• _What this task involves_
Find the string "from" in the records. Copy every line it appears in.

• _Exercise materials_
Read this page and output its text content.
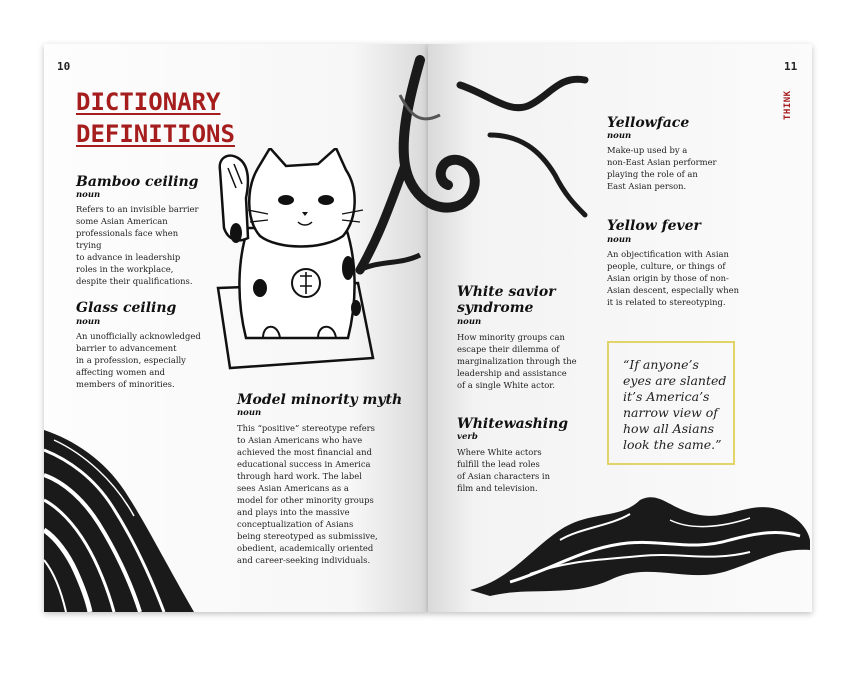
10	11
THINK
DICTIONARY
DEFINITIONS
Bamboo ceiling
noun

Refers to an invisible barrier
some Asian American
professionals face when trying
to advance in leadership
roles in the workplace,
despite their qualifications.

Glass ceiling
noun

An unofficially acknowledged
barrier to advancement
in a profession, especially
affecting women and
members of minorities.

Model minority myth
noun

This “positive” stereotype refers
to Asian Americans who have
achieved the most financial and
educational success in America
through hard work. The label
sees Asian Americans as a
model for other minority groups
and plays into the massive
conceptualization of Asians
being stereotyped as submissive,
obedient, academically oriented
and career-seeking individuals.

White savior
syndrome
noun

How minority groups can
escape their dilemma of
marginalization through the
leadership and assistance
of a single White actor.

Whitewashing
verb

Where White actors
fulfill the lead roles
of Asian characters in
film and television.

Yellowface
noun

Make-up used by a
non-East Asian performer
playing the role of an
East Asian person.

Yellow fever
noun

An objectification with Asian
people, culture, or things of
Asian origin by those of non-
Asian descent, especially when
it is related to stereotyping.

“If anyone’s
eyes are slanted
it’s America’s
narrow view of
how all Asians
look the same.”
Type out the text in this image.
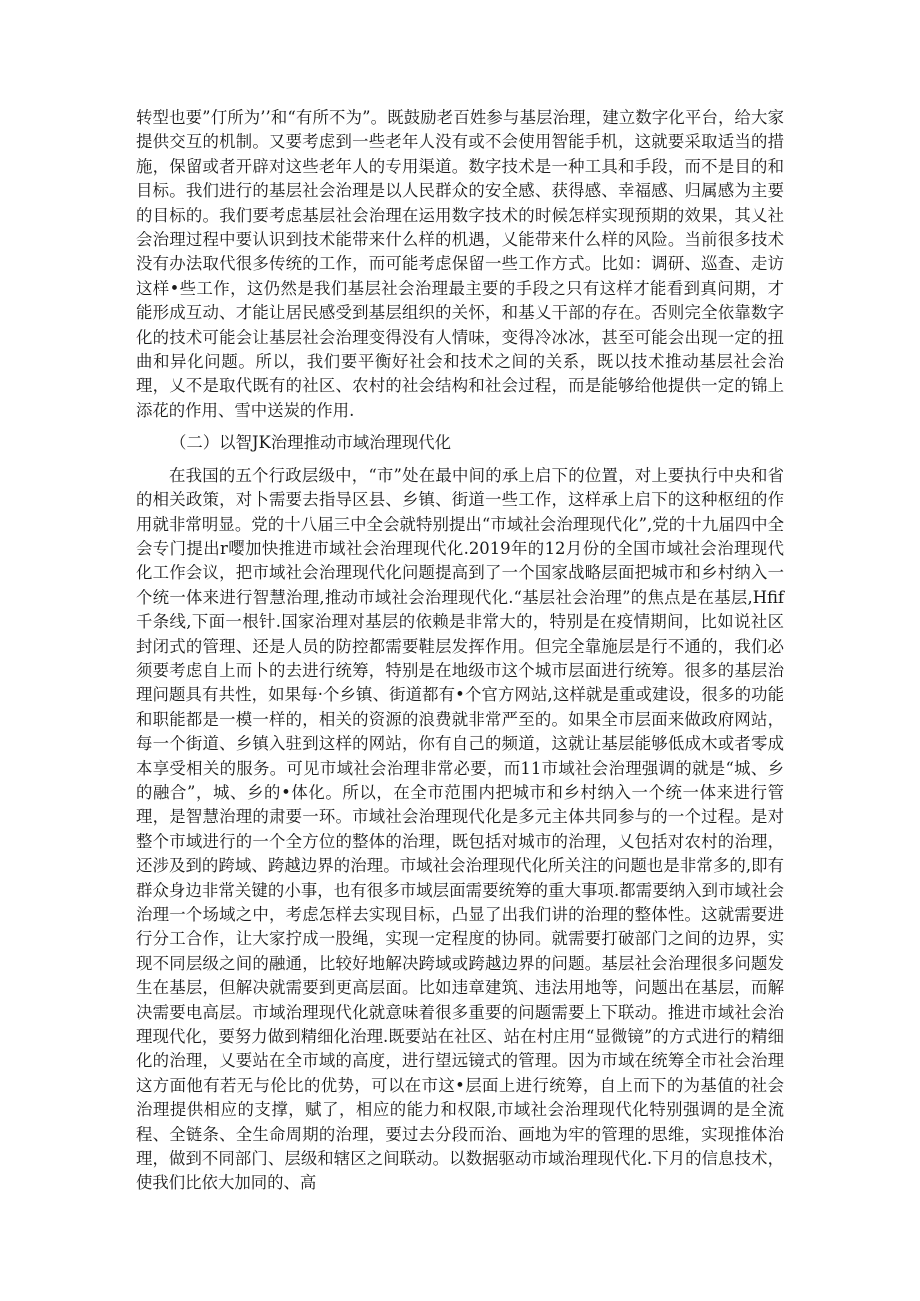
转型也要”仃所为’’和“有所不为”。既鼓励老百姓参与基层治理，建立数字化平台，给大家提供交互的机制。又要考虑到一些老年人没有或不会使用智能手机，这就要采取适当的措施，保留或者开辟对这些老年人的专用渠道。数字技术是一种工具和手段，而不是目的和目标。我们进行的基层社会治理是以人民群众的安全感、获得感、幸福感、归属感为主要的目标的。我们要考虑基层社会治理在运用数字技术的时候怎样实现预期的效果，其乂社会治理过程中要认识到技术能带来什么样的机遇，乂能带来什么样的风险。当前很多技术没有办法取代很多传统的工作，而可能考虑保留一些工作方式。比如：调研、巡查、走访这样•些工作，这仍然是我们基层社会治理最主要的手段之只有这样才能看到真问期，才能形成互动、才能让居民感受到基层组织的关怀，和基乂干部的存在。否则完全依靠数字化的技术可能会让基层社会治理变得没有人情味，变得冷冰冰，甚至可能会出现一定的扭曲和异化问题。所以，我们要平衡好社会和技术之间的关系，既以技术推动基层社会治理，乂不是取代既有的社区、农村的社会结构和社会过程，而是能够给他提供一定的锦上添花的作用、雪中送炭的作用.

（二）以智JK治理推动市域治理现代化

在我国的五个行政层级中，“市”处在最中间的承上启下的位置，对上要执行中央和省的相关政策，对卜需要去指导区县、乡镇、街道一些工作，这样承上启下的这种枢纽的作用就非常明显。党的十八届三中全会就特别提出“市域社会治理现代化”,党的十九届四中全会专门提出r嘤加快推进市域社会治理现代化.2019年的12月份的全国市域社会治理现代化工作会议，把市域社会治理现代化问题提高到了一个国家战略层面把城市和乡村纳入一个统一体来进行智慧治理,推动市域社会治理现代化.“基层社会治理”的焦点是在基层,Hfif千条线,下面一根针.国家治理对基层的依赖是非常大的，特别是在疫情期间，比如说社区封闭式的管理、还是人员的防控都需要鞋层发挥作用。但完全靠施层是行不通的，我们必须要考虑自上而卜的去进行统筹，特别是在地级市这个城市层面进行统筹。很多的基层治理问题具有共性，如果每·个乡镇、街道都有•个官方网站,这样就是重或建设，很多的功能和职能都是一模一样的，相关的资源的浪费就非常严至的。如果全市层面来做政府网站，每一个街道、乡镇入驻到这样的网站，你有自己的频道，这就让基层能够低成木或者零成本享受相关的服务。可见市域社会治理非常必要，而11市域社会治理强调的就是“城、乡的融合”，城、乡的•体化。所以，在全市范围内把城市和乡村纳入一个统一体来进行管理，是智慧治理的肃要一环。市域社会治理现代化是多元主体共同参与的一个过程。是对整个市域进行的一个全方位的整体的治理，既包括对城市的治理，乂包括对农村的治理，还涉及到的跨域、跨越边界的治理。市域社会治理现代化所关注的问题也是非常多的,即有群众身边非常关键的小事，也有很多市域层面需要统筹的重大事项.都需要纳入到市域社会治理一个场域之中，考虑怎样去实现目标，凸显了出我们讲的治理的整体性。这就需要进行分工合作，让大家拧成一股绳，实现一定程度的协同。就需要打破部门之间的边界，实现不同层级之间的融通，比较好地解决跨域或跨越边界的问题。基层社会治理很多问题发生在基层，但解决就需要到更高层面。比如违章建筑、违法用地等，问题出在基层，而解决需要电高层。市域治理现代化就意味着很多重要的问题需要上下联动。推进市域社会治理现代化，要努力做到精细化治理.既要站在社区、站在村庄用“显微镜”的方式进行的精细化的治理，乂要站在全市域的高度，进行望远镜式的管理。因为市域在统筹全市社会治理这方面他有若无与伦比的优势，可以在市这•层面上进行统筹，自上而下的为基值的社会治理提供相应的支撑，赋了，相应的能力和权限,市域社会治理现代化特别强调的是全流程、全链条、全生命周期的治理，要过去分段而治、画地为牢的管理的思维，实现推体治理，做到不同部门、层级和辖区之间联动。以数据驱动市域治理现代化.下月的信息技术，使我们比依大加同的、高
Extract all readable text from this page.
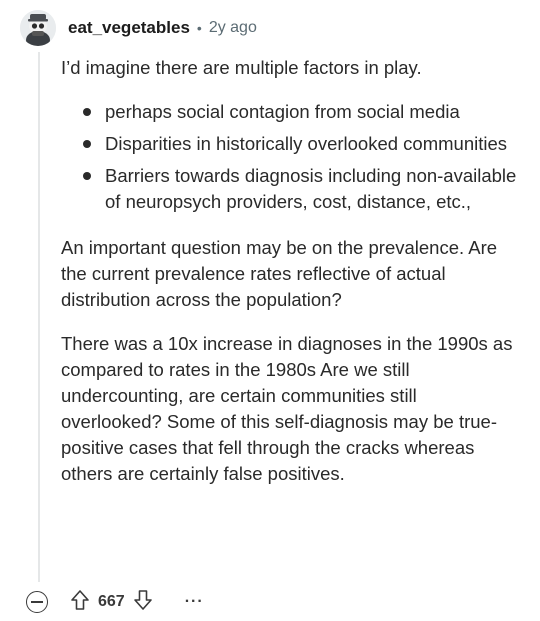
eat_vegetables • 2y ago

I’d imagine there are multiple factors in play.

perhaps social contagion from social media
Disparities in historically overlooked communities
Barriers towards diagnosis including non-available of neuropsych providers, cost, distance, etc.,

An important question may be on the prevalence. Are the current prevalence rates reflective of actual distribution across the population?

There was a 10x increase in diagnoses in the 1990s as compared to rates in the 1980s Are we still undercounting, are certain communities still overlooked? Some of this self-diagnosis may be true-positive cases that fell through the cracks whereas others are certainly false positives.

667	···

==

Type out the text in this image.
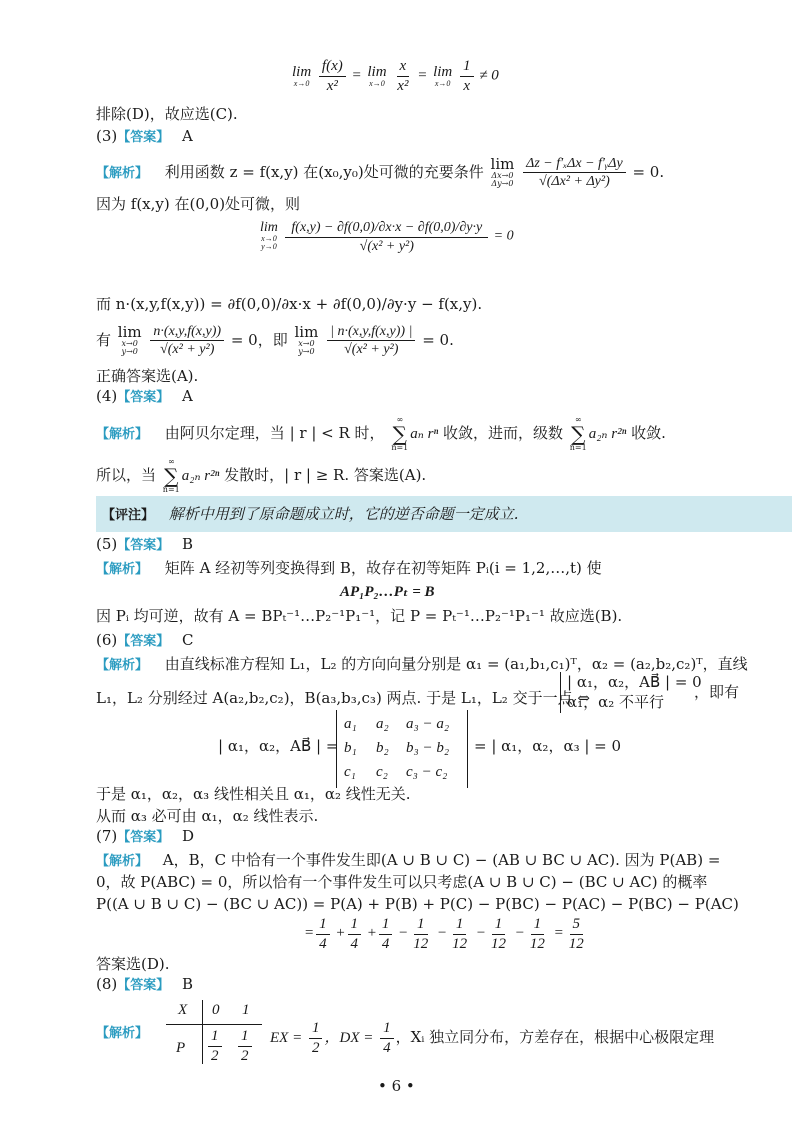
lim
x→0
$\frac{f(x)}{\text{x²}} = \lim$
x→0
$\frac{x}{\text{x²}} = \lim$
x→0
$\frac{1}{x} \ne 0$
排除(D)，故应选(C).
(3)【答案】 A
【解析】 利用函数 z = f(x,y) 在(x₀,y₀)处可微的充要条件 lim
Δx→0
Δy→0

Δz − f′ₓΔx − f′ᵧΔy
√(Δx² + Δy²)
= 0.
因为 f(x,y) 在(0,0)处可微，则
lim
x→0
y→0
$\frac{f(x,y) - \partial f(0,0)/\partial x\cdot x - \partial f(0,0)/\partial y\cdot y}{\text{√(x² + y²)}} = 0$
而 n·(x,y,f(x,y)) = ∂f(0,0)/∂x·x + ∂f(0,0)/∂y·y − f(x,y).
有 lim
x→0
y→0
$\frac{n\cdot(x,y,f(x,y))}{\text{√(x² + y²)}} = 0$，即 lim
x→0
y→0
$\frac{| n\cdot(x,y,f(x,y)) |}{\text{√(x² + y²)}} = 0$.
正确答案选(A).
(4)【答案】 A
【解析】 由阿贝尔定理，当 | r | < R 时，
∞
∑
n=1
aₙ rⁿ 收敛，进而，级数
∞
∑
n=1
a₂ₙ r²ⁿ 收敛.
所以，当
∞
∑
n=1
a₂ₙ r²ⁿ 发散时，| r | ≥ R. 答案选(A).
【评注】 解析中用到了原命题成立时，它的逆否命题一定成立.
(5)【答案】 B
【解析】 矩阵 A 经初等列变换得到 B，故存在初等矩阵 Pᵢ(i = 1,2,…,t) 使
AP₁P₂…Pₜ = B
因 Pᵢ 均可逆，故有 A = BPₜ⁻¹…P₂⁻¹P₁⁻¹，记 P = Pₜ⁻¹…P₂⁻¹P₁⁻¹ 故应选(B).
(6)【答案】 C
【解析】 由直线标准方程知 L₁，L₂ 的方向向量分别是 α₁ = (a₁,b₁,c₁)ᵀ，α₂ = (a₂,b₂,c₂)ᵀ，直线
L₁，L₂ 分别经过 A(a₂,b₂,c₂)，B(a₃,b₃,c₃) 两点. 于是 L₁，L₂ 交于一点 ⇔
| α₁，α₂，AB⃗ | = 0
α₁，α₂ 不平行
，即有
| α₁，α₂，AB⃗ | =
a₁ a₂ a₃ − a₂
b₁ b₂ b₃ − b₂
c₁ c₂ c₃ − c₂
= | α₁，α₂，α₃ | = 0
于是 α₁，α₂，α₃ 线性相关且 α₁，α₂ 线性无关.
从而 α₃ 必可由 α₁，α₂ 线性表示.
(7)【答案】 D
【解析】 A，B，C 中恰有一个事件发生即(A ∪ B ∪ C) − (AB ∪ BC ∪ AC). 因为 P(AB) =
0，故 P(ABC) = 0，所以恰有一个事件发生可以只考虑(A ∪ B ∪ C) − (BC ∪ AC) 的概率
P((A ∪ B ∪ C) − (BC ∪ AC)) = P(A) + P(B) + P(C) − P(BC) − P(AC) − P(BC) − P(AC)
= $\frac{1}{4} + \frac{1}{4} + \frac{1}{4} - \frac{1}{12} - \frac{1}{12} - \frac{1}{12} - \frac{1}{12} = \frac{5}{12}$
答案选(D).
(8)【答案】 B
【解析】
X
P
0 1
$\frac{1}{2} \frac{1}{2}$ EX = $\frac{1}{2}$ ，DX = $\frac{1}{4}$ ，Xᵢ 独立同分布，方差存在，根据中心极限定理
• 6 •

• _Result_
Extract all readable text from this page.
perhaps social contagion from social media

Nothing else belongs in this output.